## INPUT FOR THIS TASK
◆ ◆ ◆ ◆ ◆

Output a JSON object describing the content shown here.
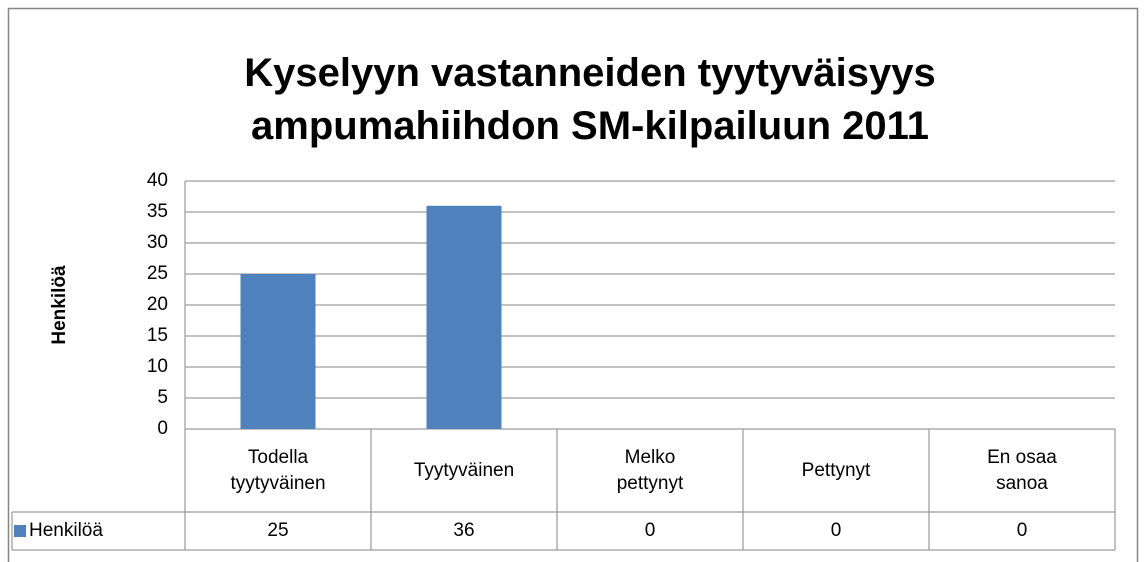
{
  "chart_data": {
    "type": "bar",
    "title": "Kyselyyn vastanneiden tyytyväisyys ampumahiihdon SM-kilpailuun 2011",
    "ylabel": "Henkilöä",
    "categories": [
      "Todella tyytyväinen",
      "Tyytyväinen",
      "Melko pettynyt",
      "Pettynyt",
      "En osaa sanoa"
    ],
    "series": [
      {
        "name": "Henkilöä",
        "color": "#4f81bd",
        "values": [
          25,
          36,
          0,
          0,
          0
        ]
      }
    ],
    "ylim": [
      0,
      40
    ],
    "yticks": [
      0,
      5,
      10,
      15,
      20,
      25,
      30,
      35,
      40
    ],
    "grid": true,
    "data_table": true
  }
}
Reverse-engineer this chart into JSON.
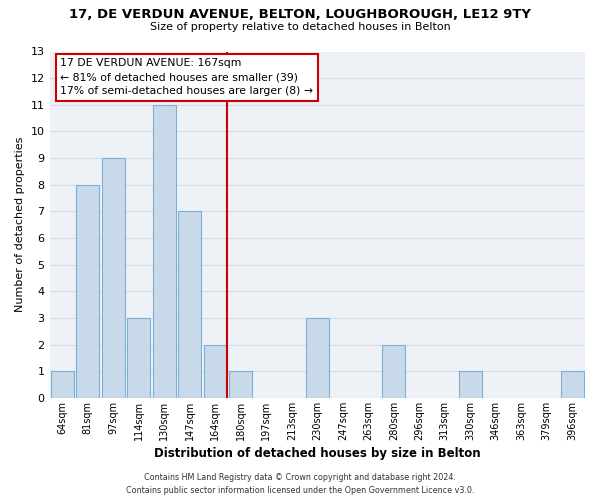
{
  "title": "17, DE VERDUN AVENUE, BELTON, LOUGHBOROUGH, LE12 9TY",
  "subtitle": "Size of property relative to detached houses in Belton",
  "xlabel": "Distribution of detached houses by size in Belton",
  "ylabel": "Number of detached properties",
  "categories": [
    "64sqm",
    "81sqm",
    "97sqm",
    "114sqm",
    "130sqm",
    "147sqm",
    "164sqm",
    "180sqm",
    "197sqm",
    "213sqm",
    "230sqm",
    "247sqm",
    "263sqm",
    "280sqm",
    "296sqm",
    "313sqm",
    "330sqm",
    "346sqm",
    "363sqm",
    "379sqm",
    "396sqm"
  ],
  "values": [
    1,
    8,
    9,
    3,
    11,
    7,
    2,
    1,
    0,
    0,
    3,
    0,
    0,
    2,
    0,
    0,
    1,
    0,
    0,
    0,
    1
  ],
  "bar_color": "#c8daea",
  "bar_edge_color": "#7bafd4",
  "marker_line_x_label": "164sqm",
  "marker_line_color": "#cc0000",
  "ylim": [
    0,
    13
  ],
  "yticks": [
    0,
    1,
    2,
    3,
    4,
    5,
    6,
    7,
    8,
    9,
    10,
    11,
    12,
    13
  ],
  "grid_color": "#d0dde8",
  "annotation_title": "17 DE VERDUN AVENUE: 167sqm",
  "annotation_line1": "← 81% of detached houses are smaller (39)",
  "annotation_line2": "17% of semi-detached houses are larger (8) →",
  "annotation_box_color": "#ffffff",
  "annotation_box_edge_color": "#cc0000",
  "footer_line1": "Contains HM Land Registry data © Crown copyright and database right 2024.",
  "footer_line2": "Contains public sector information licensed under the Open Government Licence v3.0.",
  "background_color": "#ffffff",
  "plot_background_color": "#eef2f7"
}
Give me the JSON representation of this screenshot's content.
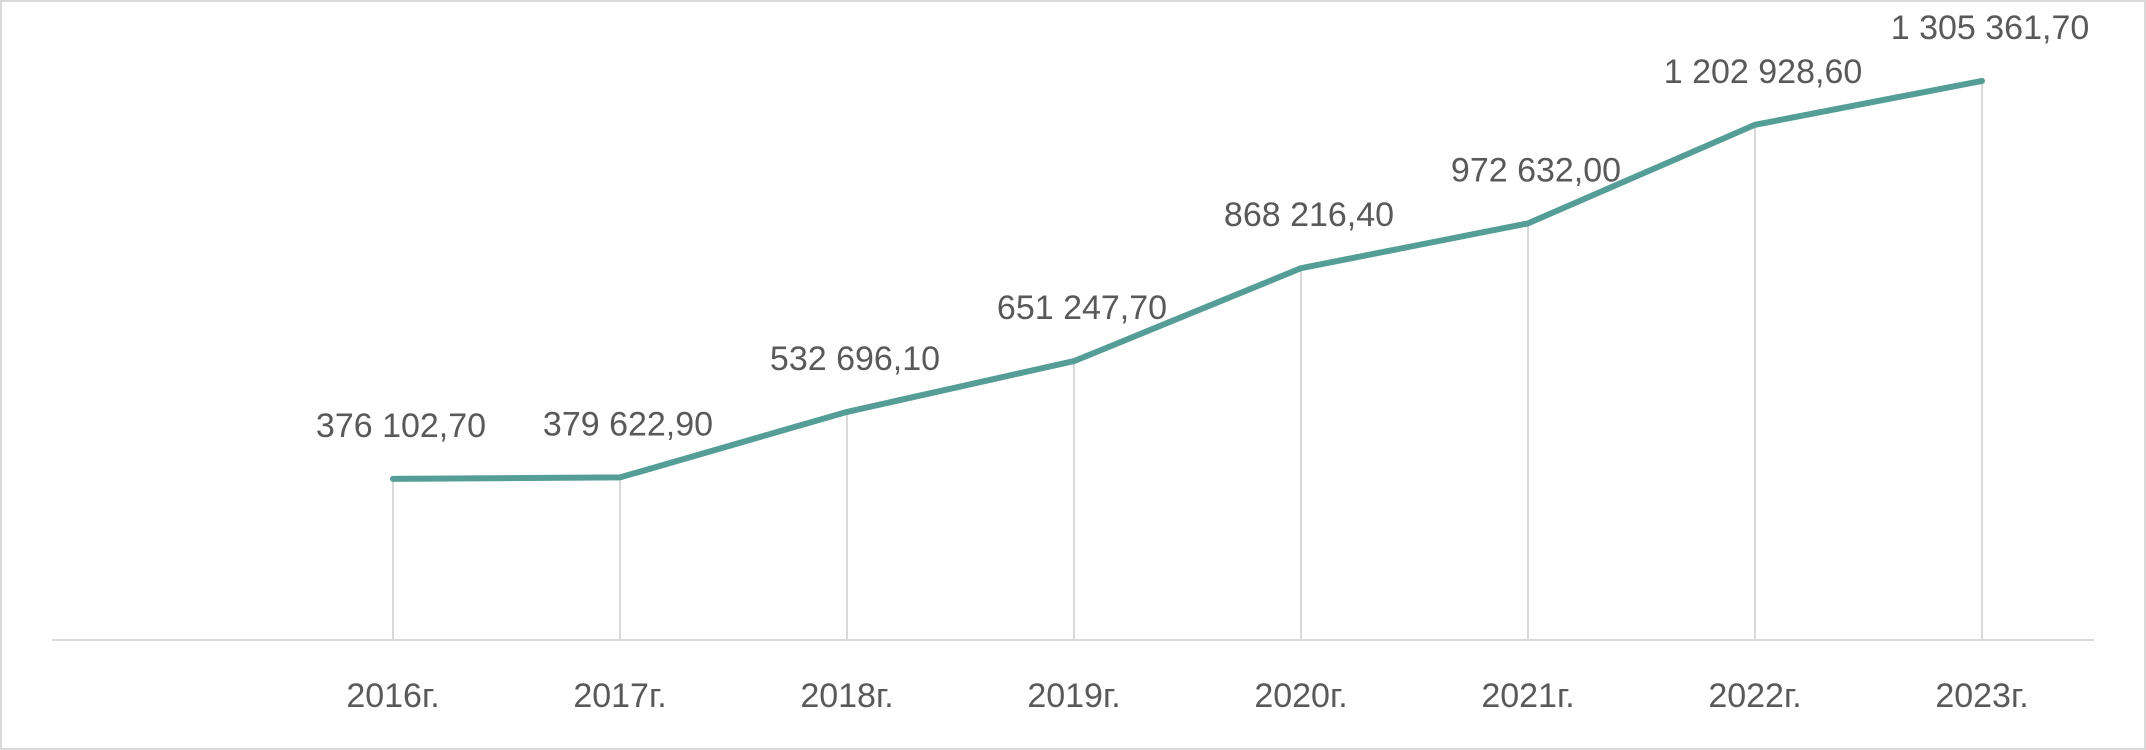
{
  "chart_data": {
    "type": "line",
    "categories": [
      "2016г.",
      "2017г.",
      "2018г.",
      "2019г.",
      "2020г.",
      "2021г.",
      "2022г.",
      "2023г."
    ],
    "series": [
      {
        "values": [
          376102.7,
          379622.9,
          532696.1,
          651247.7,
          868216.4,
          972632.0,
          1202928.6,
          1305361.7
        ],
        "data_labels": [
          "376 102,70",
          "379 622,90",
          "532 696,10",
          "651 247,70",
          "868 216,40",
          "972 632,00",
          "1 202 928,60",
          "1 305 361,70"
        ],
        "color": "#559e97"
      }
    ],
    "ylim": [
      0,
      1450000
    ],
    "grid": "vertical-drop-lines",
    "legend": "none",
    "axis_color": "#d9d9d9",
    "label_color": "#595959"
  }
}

◆ ◆ ◆ ◆ ◆

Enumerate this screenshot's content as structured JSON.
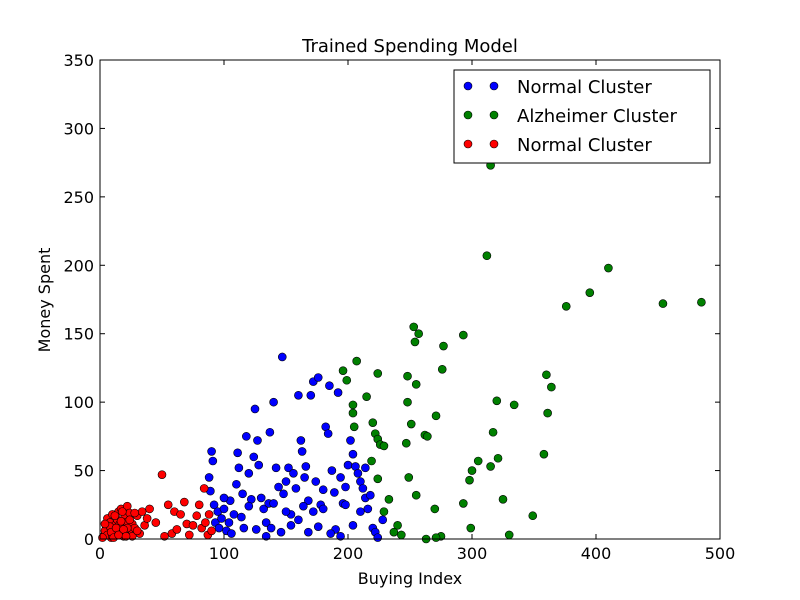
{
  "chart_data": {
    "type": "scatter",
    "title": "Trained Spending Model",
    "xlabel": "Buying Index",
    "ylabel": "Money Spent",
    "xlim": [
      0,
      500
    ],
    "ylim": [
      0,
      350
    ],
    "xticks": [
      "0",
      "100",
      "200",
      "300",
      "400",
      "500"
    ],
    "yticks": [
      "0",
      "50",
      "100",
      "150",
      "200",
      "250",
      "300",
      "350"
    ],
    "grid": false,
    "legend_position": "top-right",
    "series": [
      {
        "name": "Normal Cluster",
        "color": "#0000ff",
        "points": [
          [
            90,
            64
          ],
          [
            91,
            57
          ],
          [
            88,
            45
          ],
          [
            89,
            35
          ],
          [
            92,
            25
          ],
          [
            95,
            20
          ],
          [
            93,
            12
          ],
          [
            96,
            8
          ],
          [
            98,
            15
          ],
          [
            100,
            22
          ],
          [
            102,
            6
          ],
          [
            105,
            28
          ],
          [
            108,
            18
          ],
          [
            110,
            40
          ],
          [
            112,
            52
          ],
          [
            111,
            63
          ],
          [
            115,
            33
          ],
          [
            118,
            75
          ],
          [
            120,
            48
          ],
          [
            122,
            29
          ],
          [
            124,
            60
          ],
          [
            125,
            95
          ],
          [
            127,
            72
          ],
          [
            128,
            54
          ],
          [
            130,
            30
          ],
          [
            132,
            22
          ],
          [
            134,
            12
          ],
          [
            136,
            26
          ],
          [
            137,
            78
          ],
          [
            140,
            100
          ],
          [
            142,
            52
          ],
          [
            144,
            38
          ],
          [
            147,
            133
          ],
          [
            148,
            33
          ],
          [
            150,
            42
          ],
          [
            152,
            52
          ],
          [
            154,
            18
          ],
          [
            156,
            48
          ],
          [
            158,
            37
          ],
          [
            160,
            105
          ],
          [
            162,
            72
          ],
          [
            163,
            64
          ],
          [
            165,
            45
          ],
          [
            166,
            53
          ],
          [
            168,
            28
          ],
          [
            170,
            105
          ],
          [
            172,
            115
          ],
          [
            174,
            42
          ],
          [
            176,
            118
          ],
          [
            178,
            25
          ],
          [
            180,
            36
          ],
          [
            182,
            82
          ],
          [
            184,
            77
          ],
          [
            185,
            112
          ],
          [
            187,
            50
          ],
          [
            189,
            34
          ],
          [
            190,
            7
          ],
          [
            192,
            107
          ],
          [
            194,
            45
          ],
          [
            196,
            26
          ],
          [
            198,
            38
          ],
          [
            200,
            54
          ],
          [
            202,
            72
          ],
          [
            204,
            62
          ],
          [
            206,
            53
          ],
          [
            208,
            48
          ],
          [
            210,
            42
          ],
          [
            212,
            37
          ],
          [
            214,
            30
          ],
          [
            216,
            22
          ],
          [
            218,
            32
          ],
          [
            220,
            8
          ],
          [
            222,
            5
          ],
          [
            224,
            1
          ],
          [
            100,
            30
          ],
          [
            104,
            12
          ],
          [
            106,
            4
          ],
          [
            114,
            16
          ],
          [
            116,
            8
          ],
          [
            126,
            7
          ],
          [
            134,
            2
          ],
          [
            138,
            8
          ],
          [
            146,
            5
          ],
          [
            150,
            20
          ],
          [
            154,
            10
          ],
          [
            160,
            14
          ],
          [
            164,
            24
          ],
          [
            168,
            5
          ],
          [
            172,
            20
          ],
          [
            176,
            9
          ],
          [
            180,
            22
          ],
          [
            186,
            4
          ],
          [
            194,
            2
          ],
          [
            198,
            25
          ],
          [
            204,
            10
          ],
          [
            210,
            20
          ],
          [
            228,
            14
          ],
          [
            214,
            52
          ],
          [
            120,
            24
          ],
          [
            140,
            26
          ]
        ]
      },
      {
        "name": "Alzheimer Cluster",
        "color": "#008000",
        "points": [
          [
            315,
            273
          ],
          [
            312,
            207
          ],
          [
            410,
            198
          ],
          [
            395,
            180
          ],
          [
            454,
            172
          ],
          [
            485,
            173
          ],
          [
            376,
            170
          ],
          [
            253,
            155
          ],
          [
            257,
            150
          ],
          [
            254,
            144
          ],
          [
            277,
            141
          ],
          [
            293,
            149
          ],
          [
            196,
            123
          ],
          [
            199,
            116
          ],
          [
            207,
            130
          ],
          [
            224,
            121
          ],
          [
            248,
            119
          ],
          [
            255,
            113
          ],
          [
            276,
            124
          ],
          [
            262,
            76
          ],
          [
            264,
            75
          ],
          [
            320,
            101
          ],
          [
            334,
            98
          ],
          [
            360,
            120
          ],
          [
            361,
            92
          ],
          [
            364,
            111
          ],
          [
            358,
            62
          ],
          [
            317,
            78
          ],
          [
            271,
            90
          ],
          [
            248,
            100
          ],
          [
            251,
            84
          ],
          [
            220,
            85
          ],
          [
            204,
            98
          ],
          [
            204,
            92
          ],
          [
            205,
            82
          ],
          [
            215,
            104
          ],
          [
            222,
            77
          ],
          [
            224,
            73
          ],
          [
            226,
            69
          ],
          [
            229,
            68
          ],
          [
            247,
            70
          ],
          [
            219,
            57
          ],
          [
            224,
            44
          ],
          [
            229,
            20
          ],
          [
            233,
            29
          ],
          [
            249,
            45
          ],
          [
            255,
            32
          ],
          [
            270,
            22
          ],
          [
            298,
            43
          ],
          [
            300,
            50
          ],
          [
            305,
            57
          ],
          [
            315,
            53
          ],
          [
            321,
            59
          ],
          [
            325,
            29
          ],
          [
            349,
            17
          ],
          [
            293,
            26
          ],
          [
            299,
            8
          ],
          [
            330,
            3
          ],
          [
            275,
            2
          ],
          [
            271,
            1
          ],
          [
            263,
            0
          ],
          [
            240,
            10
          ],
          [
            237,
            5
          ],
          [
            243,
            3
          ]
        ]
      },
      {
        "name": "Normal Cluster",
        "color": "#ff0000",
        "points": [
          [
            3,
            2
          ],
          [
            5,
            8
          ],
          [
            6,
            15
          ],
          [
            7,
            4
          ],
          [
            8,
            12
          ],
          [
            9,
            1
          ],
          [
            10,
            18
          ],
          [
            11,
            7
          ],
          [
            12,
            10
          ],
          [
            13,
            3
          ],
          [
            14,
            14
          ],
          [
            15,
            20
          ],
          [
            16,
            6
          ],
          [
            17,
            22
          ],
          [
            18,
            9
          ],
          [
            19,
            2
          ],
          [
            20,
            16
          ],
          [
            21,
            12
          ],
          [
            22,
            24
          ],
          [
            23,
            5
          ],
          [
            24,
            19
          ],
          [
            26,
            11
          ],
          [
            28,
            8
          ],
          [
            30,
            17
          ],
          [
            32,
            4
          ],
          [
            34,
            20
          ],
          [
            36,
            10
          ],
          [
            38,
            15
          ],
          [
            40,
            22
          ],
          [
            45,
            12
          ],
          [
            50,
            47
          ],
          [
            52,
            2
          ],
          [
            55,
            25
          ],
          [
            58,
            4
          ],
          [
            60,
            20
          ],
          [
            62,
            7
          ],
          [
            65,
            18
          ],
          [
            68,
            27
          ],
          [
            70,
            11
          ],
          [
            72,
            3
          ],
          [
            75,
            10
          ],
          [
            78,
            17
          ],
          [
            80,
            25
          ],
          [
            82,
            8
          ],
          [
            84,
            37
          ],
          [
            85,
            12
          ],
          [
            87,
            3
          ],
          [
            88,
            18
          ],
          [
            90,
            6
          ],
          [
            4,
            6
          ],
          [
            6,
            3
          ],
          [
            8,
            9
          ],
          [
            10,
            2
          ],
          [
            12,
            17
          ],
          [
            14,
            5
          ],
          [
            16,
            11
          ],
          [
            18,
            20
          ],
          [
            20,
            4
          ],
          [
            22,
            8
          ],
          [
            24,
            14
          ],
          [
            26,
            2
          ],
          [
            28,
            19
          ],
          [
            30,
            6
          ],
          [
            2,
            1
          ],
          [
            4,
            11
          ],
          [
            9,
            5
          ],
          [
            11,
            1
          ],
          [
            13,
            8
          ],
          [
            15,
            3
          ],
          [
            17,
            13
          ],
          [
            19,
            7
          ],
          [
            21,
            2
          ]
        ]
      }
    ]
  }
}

◆ ◆ ◆ ◆ ◆

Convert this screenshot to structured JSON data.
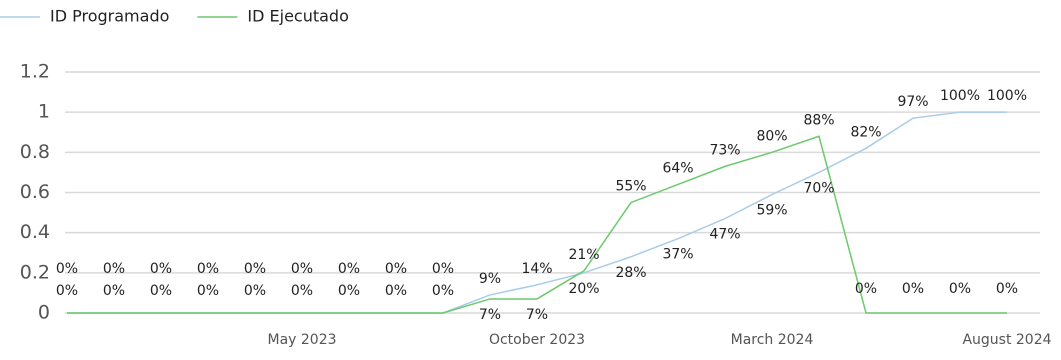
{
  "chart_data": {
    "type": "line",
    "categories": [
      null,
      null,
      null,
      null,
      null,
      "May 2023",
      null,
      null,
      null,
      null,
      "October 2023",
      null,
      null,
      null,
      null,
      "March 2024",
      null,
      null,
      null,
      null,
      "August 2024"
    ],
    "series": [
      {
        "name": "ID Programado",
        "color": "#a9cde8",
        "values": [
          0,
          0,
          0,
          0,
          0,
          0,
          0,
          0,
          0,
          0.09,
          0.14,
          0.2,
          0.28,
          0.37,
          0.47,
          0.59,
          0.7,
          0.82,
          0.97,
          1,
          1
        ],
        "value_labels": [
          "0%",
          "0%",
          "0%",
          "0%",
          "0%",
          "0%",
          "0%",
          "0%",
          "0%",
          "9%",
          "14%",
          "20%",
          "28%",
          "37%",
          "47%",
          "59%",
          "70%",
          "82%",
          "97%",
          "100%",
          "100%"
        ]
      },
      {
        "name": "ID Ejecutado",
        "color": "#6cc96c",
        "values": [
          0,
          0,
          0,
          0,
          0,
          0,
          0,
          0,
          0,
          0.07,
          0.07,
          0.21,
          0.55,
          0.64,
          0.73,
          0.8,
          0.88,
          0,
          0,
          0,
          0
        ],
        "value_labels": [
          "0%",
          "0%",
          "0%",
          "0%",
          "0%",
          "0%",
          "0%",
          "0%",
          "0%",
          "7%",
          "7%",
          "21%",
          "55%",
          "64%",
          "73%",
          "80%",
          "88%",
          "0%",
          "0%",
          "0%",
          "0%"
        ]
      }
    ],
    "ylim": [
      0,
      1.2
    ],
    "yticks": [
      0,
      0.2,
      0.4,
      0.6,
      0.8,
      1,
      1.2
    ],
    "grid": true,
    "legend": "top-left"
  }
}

◆ ◆ ◆ ◆ ◆

## SET PROBLEM
Only lines that contain the word "xlabel" are wanted; copy each of them.

## ANSWER TO THE PROBLEM
  "xlabel": "Distribution of detached houses by size in Belton",
    "xlabel": "Buying Index",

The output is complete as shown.